### Problem statement
Determine the number of lines in the listing below where the string "marker" occurs; answer with the number alone.

### Listed records
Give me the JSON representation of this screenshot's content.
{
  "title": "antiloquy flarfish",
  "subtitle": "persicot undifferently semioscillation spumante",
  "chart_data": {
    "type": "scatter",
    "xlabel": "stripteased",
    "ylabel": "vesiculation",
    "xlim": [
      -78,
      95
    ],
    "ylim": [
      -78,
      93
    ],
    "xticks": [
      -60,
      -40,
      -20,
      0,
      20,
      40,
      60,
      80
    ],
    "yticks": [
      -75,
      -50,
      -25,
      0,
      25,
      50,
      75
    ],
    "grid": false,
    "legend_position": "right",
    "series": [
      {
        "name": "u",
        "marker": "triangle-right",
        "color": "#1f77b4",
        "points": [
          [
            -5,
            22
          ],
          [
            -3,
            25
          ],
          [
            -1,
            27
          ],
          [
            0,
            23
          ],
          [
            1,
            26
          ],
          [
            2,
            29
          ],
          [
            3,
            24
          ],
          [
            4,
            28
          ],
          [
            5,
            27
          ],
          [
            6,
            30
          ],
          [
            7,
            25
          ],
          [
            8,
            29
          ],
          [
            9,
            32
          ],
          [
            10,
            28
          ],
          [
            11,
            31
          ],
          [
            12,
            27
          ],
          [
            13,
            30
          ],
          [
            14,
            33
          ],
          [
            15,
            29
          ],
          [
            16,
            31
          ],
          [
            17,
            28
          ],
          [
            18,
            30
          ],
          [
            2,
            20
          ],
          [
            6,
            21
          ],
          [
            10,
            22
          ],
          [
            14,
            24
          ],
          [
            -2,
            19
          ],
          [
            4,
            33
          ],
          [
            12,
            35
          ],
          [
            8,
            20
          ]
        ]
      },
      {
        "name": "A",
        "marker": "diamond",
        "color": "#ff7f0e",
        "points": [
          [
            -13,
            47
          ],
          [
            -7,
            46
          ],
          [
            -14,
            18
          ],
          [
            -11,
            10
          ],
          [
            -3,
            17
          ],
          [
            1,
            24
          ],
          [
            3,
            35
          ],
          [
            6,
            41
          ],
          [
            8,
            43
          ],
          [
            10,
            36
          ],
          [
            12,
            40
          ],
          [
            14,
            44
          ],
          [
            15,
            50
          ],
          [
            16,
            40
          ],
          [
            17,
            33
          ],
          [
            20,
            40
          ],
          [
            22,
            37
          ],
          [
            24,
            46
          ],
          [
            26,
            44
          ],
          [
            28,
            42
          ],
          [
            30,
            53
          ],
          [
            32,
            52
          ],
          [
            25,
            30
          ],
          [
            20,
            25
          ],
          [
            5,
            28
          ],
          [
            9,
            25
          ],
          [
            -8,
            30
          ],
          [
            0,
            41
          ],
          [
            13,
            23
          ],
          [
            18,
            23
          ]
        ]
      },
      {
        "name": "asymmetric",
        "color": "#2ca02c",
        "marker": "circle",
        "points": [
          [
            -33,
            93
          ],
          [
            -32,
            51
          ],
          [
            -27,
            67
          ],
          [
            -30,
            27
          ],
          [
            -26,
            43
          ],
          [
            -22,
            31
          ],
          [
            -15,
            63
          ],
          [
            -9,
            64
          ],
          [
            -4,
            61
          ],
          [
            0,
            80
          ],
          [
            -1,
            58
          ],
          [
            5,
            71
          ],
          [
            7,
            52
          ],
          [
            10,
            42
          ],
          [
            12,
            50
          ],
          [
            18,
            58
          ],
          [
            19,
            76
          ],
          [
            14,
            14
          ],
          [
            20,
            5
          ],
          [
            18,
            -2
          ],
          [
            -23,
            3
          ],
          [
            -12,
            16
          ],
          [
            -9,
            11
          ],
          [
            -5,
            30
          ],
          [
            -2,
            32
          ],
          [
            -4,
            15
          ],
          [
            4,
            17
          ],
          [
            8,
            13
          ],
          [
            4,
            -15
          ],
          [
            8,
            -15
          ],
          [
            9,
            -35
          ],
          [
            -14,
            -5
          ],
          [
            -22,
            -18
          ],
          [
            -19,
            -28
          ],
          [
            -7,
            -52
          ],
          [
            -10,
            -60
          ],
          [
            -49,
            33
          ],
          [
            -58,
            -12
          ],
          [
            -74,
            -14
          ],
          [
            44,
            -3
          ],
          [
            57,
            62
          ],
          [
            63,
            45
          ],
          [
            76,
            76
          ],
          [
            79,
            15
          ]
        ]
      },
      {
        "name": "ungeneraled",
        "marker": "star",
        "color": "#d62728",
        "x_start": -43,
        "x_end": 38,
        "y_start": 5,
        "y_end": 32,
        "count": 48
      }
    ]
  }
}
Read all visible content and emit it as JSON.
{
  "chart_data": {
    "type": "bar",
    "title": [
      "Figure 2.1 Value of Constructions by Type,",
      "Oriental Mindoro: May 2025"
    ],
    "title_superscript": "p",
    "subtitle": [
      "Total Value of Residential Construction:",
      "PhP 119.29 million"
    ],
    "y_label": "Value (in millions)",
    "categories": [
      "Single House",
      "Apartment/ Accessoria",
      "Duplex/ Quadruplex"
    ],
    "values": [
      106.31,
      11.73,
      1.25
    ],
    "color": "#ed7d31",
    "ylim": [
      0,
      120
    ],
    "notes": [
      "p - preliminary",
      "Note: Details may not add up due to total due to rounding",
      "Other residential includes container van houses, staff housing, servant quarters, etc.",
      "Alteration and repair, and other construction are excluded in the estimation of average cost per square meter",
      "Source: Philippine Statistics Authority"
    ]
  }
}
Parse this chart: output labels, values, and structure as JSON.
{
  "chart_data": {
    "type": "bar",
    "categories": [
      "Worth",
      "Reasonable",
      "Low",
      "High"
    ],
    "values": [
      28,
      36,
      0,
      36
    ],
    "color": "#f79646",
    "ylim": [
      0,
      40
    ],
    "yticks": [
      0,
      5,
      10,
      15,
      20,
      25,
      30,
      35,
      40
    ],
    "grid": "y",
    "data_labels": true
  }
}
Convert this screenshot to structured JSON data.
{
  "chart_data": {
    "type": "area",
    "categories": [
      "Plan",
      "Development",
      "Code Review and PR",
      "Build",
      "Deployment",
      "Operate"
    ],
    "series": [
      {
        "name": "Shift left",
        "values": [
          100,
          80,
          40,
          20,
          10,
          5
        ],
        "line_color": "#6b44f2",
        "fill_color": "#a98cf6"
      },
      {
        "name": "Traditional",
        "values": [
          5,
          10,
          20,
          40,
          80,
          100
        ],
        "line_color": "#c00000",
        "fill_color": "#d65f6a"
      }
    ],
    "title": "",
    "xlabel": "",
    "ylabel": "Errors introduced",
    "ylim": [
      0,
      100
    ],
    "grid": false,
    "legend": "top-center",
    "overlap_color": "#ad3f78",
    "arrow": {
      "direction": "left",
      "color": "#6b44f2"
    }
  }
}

### Full solution
4